**WHAT IS EXPECTED**
Extract every line below, verbatim.

[Figure record extracts]

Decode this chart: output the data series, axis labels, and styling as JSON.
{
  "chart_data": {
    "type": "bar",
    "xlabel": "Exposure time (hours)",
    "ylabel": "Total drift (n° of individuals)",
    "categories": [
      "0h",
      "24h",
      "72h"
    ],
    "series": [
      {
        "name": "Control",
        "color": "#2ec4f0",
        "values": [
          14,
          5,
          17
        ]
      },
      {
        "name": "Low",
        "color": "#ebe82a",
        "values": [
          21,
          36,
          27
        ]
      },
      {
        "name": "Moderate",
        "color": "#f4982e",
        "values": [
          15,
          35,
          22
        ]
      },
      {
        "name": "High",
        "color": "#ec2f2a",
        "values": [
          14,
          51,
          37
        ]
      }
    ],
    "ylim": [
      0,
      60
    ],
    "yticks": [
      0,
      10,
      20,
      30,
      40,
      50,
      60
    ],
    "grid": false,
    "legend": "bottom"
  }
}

**EXPECTED ANSWER**
Decode this chart: output the data series, axis labels, and styling as JSON.
{
  "chart_data": {
    "type": "bar",
    "xlabel": "Exposure time (hours)",
    "ylabel": "Total drift (n° of individuals)",
    "categories": [
      "0h",
      "24h",
      "72h"
    ],
    "series": [
      {
        "name": "Control",
        "color": "#2ec4f0",
        "values": [
          14,
          5,
          17
        ]
      },
      {
        "name": "Low",
        "color": "#ebe82a",
        "values": [
          21,
          36,
          27
        ]
      },
      {
        "name": "Moderate",
        "color": "#f4982e",
        "values": [
          15,
          35,
          22
        ]
      },
      {
        "name": "High",
        "color": "#ec2f2a",
        "values": [
          14,
          51,
          37
        ]
      }
    ],
    "ylim": [
      0,
      60
    ],
    "yticks": [
      0,
      10,
      20,
      30,
      40,
      50,
      60
    ],
    "grid": false,
    "legend": "bottom"
  }
}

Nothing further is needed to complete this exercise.